— START Data listing —
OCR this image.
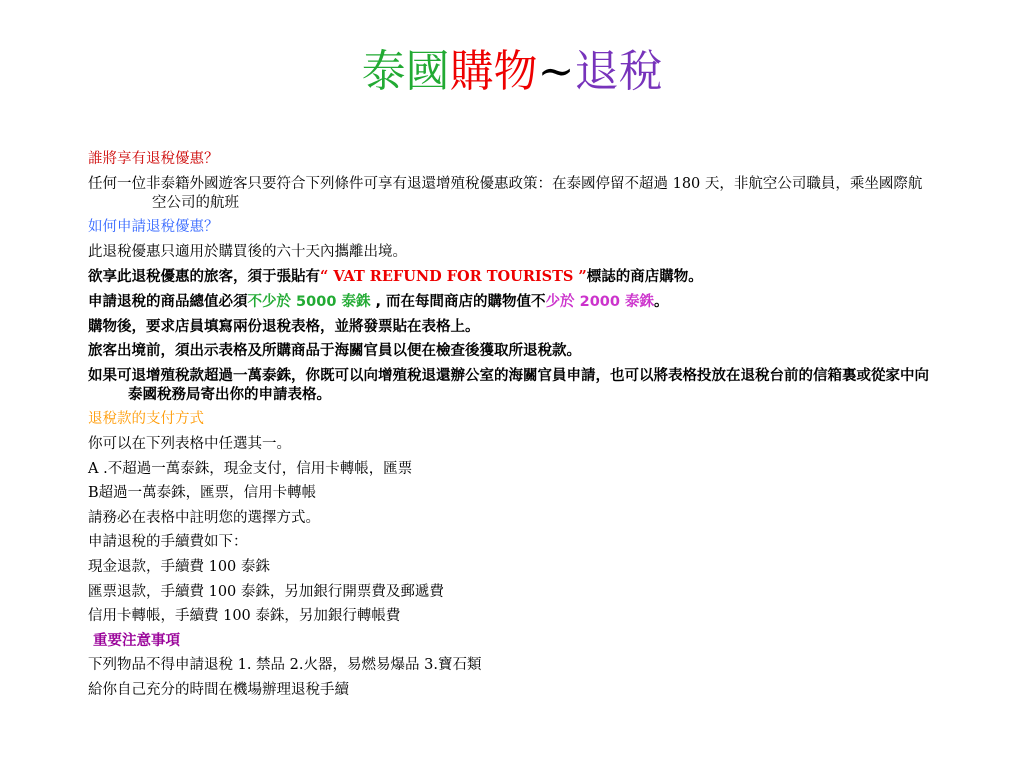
泰國購物~退稅
誰將享有退稅優惠？
任何一位非泰籍外國遊客只要符合下列條件可享有退還增殖稅優惠政策：在泰國停留不超過 180 天，非航空公司職員，乘坐國際航空公司的航班
如何申請退稅優惠？
此退稅優惠只適用於購買後的六十天內攜離出境。
欲享此退稅優惠的旅客，須于張貼有“ VAT REFUND FOR TOURISTS ”標誌的商店購物。
申請退稅的商品總值必須不少於 5000 泰銖 , 而在每間商店的購物值不少於 2000 泰銖。
購物後，要求店員填寫兩份退稅表格，並將發票貼在表格上。
旅客出境前，須出示表格及所購商品于海關官員以便在檢查後獲取所退稅款。
如果可退增殖稅款超過一萬泰銖，你既可以向增殖稅退還辦公室的海關官員申請，也可以將表格投放在退稅台前的信箱裏或從家中向泰國稅務局寄出你的申請表格。
退稅款的支付方式
你可以在下列表格中任選其一。
A .不超過一萬泰銖，現金支付，信用卡轉帳，匯票
B超過一萬泰銖，匯票，信用卡轉帳
請務必在表格中註明您的選擇方式。
申請退稅的手續費如下：
現金退款，手續費 100 泰銖
匯票退款，手續費 100 泰銖，另加銀行開票費及郵遞費
信用卡轉帳，手續費 100 泰銖，另加銀行轉帳費
重要注意事項
下列物品不得申請退稅 1. 禁品 2.火器，易燃易爆品 3.寶石類
給你自己充分的時間在機場辦理退稅手續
— END Data listing —
## Exercise aim
Omit the pictures. Output every record above word for word.

## Correct result
OCR this image.
泰國購物~退稅
誰將享有退稅優惠？
任何一位非泰籍外國遊客只要符合下列條件可享有退還增殖稅優惠政策：在泰國停留不超過 180 天，非航空公司職員，乘坐國際航空公司的航班
如何申請退稅優惠？
此退稅優惠只適用於購買後的六十天內攜離出境。
欲享此退稅優惠的旅客，須于張貼有“ VAT REFUND FOR TOURISTS ”標誌的商店購物。
申請退稅的商品總值必須不少於 5000 泰銖 , 而在每間商店的購物值不少於 2000 泰銖。
購物後，要求店員填寫兩份退稅表格，並將發票貼在表格上。
旅客出境前，須出示表格及所購商品于海關官員以便在檢查後獲取所退稅款。
如果可退增殖稅款超過一萬泰銖，你既可以向增殖稅退還辦公室的海關官員申請，也可以將表格投放在退稅台前的信箱裏或從家中向泰國稅務局寄出你的申請表格。
退稅款的支付方式
你可以在下列表格中任選其一。
A .不超過一萬泰銖，現金支付，信用卡轉帳，匯票
B超過一萬泰銖，匯票，信用卡轉帳
請務必在表格中註明您的選擇方式。
申請退稅的手續費如下：
現金退款，手續費 100 泰銖
匯票退款，手續費 100 泰銖，另加銀行開票費及郵遞費
信用卡轉帳，手續費 100 泰銖，另加銀行轉帳費
重要注意事項
下列物品不得申請退稅 1. 禁品 2.火器，易燃易爆品 3.寶石類
給你自己充分的時間在機場辦理退稅手續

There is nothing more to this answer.